##### Given information #####

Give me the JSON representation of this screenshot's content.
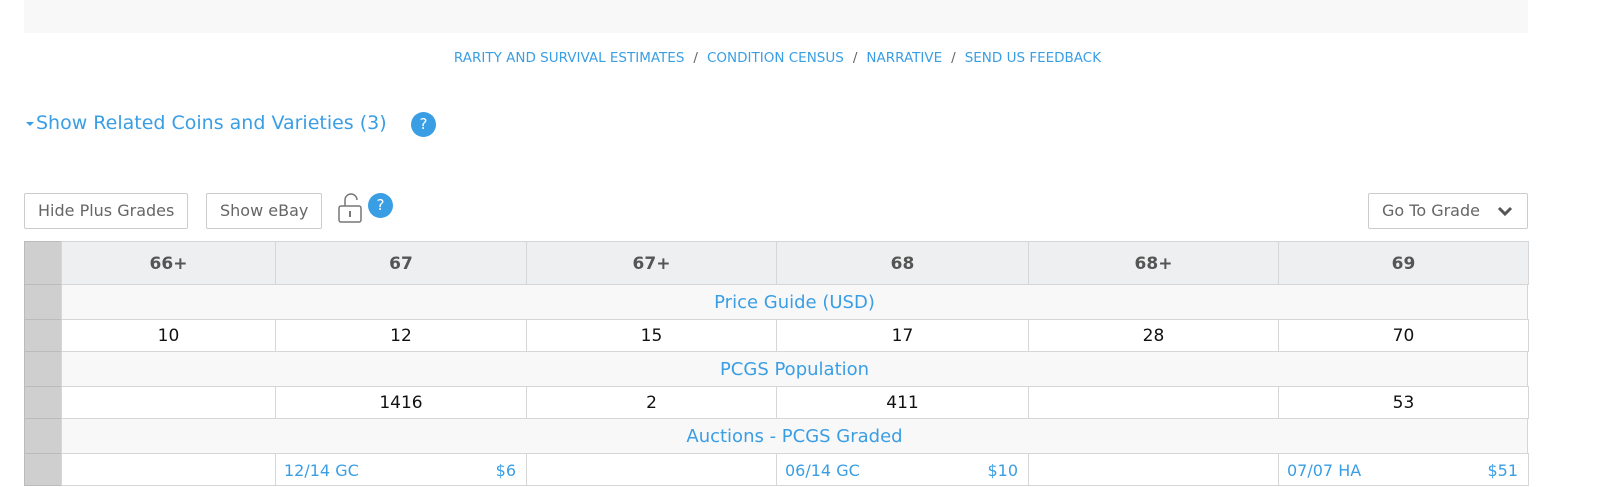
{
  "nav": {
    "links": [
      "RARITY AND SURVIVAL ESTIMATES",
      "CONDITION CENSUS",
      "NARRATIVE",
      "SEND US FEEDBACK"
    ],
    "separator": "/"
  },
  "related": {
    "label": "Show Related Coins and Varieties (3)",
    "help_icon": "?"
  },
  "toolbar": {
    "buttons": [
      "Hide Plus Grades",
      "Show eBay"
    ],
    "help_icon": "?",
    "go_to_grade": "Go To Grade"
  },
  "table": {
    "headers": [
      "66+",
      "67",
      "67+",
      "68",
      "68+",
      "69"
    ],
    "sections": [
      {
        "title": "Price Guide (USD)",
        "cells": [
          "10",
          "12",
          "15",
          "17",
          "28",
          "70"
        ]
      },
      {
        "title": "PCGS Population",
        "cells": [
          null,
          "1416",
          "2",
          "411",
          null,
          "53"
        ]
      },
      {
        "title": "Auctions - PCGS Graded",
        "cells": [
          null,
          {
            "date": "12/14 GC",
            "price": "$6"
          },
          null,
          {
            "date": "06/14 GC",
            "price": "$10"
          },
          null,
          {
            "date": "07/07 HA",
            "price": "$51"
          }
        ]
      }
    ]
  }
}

#####
##### Given information #####

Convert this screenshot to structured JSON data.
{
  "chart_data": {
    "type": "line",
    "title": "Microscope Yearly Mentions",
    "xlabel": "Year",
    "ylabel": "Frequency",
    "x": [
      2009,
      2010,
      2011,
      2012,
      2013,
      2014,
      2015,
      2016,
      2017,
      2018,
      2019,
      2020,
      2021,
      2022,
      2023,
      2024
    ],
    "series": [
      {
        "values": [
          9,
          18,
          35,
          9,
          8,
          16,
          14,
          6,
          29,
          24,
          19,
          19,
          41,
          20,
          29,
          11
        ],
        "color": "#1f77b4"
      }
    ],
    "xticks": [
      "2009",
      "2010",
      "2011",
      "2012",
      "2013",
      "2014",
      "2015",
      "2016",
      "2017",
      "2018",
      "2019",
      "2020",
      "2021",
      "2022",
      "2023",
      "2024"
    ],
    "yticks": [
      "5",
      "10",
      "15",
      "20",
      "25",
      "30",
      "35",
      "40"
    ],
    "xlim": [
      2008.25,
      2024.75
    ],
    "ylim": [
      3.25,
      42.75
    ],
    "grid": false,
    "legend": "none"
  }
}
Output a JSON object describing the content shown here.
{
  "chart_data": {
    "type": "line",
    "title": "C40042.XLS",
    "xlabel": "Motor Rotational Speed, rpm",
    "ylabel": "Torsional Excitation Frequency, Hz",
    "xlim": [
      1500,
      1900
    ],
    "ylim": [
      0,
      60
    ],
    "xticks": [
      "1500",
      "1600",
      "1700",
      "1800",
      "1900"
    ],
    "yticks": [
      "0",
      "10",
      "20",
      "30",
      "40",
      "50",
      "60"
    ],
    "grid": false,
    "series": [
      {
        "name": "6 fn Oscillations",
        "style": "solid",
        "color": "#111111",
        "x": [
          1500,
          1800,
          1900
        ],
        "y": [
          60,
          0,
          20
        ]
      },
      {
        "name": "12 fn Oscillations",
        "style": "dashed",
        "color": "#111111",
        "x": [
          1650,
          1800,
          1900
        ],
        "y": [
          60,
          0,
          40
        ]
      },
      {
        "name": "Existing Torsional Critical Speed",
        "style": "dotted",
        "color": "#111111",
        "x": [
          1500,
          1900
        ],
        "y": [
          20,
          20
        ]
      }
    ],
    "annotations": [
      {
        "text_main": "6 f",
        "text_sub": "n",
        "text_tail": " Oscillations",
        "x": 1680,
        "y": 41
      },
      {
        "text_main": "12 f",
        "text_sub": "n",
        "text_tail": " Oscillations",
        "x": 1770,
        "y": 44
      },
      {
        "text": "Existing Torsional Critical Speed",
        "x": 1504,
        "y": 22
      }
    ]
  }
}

#####

Search the data above for the string "Oscillations" and copy each line that has it.

▸ **Answer in full**
        "name": "6 fn Oscillations",
        "name": "12 fn Oscillations",
        "text_tail": " Oscillations",
        "text_tail": " Oscillations",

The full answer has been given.